* Exercise description *
Repeat the full listing, word for word.

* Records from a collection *
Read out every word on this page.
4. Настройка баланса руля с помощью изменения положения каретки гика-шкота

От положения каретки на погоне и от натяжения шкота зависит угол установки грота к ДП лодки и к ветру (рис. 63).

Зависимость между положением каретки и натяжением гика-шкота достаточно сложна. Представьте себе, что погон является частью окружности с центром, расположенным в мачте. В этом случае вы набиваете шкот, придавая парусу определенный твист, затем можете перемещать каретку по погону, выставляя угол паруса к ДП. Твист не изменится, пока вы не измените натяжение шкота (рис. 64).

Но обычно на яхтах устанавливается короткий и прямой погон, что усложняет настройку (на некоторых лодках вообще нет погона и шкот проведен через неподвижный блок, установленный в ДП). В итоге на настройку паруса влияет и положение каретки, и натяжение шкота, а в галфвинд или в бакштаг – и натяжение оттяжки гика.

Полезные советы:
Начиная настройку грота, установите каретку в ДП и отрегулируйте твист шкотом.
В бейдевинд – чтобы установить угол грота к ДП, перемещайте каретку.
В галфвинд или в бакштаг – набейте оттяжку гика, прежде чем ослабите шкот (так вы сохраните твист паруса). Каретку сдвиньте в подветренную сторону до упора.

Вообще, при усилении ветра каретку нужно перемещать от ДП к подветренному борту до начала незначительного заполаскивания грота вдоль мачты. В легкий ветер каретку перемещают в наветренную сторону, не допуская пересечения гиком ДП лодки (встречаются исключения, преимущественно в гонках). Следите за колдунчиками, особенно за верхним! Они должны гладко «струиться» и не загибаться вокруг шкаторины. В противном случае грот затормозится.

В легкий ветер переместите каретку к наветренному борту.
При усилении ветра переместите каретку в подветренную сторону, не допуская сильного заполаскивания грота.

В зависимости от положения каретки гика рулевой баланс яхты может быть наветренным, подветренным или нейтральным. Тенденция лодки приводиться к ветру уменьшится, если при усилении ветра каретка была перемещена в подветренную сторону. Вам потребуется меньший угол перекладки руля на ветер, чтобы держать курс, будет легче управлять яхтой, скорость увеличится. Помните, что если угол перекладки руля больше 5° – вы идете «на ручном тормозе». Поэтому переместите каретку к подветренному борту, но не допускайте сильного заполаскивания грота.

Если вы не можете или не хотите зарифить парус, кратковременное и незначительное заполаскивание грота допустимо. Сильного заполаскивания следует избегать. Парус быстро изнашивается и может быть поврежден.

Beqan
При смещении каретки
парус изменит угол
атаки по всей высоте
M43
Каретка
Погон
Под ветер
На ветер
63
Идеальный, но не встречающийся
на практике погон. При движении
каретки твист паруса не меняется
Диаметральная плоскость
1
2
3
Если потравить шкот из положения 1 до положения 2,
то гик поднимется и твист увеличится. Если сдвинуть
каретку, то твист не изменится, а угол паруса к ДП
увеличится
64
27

* Complete response *
Read out every word on this page.
4. Настройка баланса руля с помощью изменения положения каретки гика-шкота

От положения каретки на погоне и от натяжения шкота зависит угол установки грота к ДП лодки и к ветру (рис. 63).

Зависимость между положением каретки и натяжением гика-шкота достаточно сложна. Представьте себе, что погон является частью окружности с центром, расположенным в мачте. В этом случае вы набиваете шкот, придавая парусу определенный твист, затем можете перемещать каретку по погону, выставляя угол паруса к ДП. Твист не изменится, пока вы не измените натяжение шкота (рис. 64).

Но обычно на яхтах устанавливается короткий и прямой погон, что усложняет настройку (на некоторых лодках вообще нет погона и шкот проведен через неподвижный блок, установленный в ДП). В итоге на настройку паруса влияет и положение каретки, и натяжение шкота, а в галфвинд или в бакштаг – и натяжение оттяжки гика.

Полезные советы:
Начиная настройку грота, установите каретку в ДП и отрегулируйте твист шкотом.
В бейдевинд – чтобы установить угол грота к ДП, перемещайте каретку.
В галфвинд или в бакштаг – набейте оттяжку гика, прежде чем ослабите шкот (так вы сохраните твист паруса). Каретку сдвиньте в подветренную сторону до упора.

Вообще, при усилении ветра каретку нужно перемещать от ДП к подветренному борту до начала незначительного заполаскивания грота вдоль мачты. В легкий ветер каретку перемещают в наветренную сторону, не допуская пересечения гиком ДП лодки (встречаются исключения, преимущественно в гонках). Следите за колдунчиками, особенно за верхним! Они должны гладко «струиться» и не загибаться вокруг шкаторины. В противном случае грот затормозится.

В легкий ветер переместите каретку к наветренному борту.
При усилении ветра переместите каретку в подветренную сторону, не допуская сильного заполаскивания грота.

В зависимости от положения каретки гика рулевой баланс яхты может быть наветренным, подветренным или нейтральным. Тенденция лодки приводиться к ветру уменьшится, если при усилении ветра каретка была перемещена в подветренную сторону. Вам потребуется меньший угол перекладки руля на ветер, чтобы держать курс, будет легче управлять яхтой, скорость увеличится. Помните, что если угол перекладки руля больше 5° – вы идете «на ручном тормозе». Поэтому переместите каретку к подветренному борту, но не допускайте сильного заполаскивания грота.

Если вы не можете или не хотите зарифить парус, кратковременное и незначительное заполаскивание грота допустимо. Сильного заполаскивания следует избегать. Парус быстро изнашивается и может быть поврежден.

Beqan
При смещении каретки
парус изменит угол
атаки по всей высоте
M43
Каретка
Погон
Под ветер
На ветер
63
Идеальный, но не встречающийся
на практике погон. При движении
каретки твист паруса не меняется
Диаметральная плоскость
1
2
3
Если потравить шкот из положения 1 до положения 2,
то гик поднимется и твист увеличится. Если сдвинуть
каретку, то твист не изменится, а угол паруса к ДП
увеличится
64
27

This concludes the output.